>> Begin

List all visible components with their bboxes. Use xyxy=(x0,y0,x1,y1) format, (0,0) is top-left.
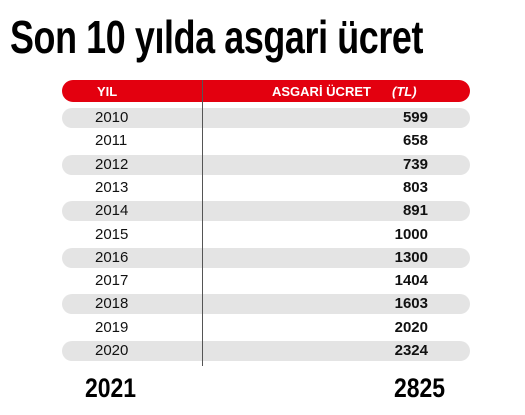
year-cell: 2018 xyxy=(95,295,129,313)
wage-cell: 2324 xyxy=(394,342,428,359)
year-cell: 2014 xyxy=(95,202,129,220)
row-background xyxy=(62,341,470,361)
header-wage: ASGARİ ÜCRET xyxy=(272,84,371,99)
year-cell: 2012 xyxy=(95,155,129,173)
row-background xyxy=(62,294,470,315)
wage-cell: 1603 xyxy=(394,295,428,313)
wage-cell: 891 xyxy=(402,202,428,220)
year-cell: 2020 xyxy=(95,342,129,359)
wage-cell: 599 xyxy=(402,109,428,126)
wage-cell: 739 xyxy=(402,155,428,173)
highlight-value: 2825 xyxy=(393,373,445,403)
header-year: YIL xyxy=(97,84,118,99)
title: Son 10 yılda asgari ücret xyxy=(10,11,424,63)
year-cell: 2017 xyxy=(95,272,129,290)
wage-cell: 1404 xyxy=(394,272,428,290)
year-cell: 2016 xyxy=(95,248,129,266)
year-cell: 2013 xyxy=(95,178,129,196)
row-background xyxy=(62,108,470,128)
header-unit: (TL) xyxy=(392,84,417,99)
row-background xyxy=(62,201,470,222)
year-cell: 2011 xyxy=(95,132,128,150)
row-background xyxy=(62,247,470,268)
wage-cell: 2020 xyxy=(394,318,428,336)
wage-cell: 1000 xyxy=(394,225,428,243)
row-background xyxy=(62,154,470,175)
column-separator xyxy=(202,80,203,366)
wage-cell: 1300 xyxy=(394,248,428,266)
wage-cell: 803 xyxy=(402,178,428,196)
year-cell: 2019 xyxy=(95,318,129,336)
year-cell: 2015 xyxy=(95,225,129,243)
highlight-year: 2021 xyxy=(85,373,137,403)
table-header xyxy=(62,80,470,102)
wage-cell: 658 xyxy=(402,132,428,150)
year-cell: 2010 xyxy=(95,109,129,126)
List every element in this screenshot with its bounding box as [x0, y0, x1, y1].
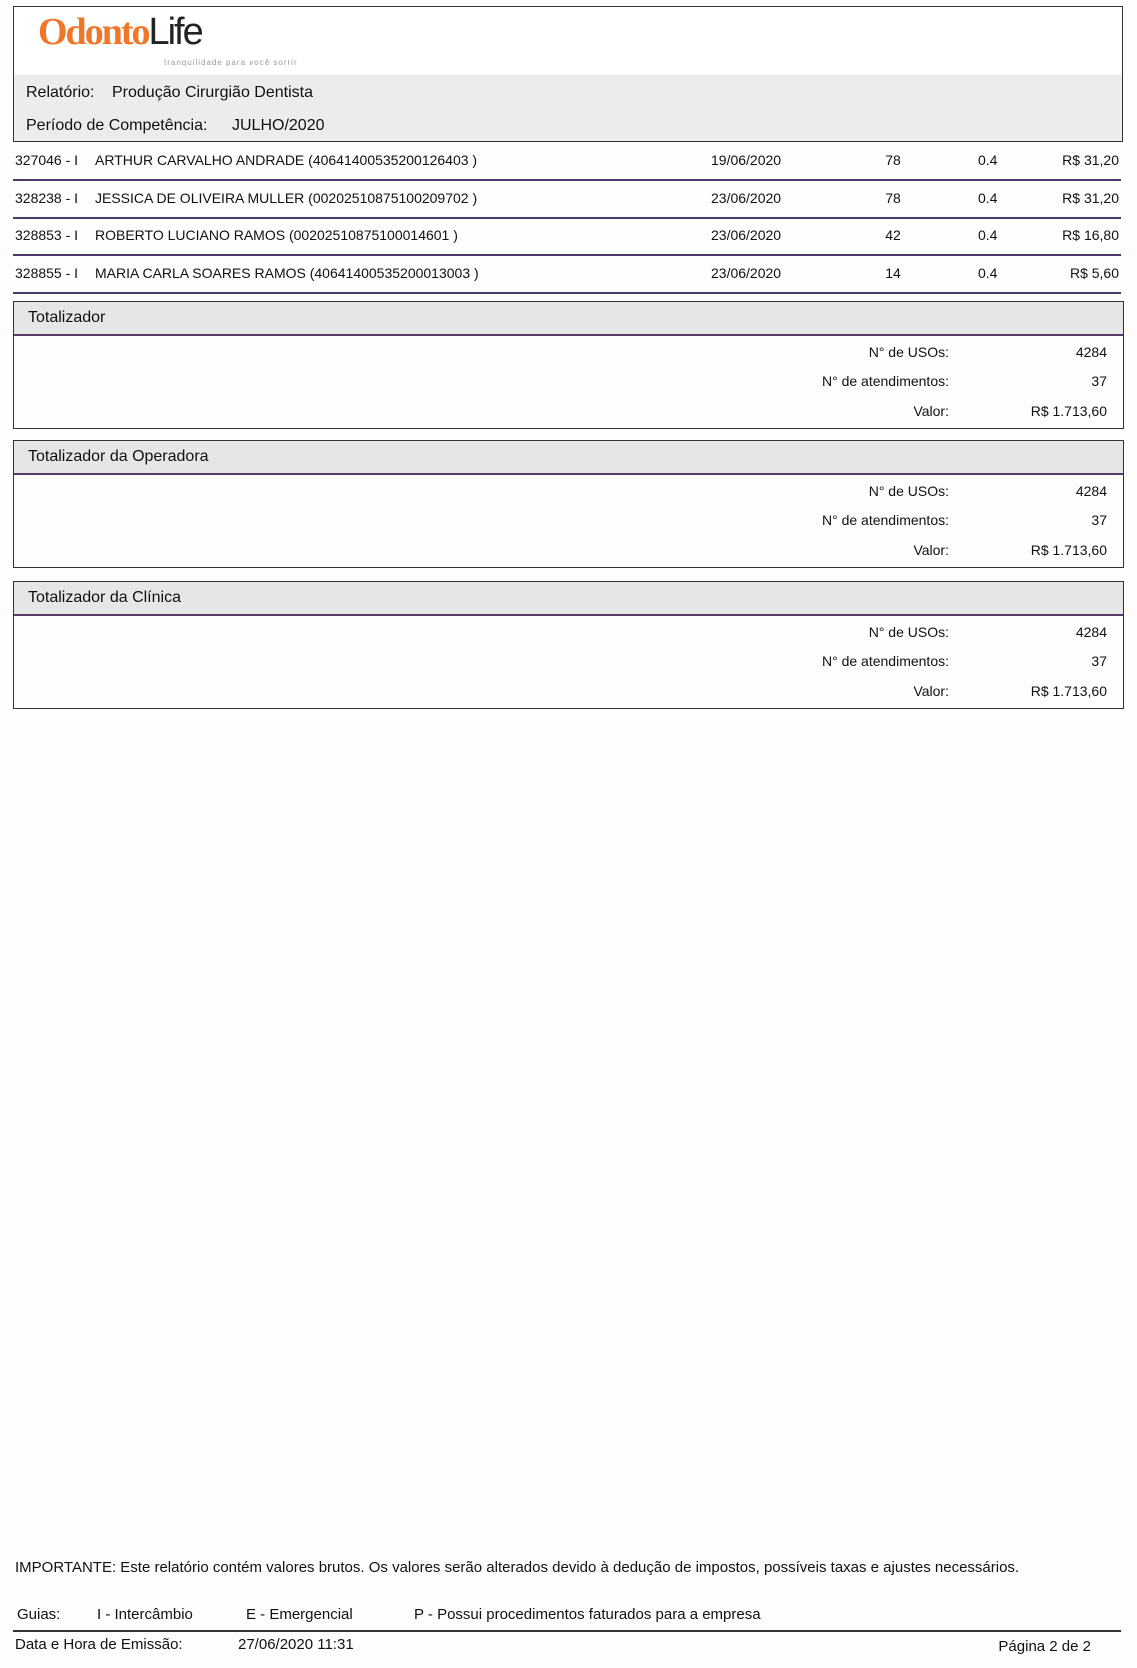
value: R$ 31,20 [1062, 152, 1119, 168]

>> End

## [Description of the task]
Rewrite the listing above with every "wage-cell" replaced by "salary-cell" and nothing else changed. Leave the pictures out.

## [Task solution]
List all visible components with their bboxes. Use xyxy=(x0,y0,x1,y1) format, (0,0) is top-left.
year-cell: 2018 xyxy=(95,295,129,313)
salary-cell: 2324 xyxy=(394,342,428,359)
year-cell: 2014 xyxy=(95,202,129,220)
row-background xyxy=(62,341,470,361)
header-wage: ASGARİ ÜCRET xyxy=(272,84,371,99)
year-cell: 2012 xyxy=(95,155,129,173)
row-background xyxy=(62,294,470,315)
salary-cell: 1603 xyxy=(394,295,428,313)
salary-cell: 891 xyxy=(402,202,428,220)
year-cell: 2020 xyxy=(95,342,129,359)
salary-cell: 599 xyxy=(402,109,428,126)
salary-cell: 739 xyxy=(402,155,428,173)
highlight-value: 2825 xyxy=(393,373,445,403)
header-year: YIL xyxy=(97,84,118,99)
title: Son 10 yılda asgari ücret xyxy=(10,11,424,63)
year-cell: 2017 xyxy=(95,272,129,290)
salary-cell: 1404 xyxy=(394,272,428,290)
year-cell: 2016 xyxy=(95,248,129,266)
year-cell: 2013 xyxy=(95,178,129,196)
row-background xyxy=(62,108,470,128)
header-unit: (TL) xyxy=(392,84,417,99)
row-background xyxy=(62,201,470,222)
year-cell: 2011 xyxy=(95,132,128,150)
row-background xyxy=(62,247,470,268)
salary-cell: 2020 xyxy=(394,318,428,336)
salary-cell: 1000 xyxy=(394,225,428,243)
row-background xyxy=(62,154,470,175)
column-separator xyxy=(202,80,203,366)
salary-cell: 1300 xyxy=(394,248,428,266)
salary-cell: 803 xyxy=(402,178,428,196)
year-cell: 2019 xyxy=(95,318,129,336)
year-cell: 2015 xyxy=(95,225,129,243)
highlight-year: 2021 xyxy=(85,373,137,403)
table-header xyxy=(62,80,470,102)
salary-cell: 658 xyxy=(402,132,428,150)
year-cell: 2010 xyxy=(95,109,129,126)
List every element in this screenshot with its bounding box as [x0, y0, x1, y1].
value: R$ 31,20 [1062, 152, 1119, 168]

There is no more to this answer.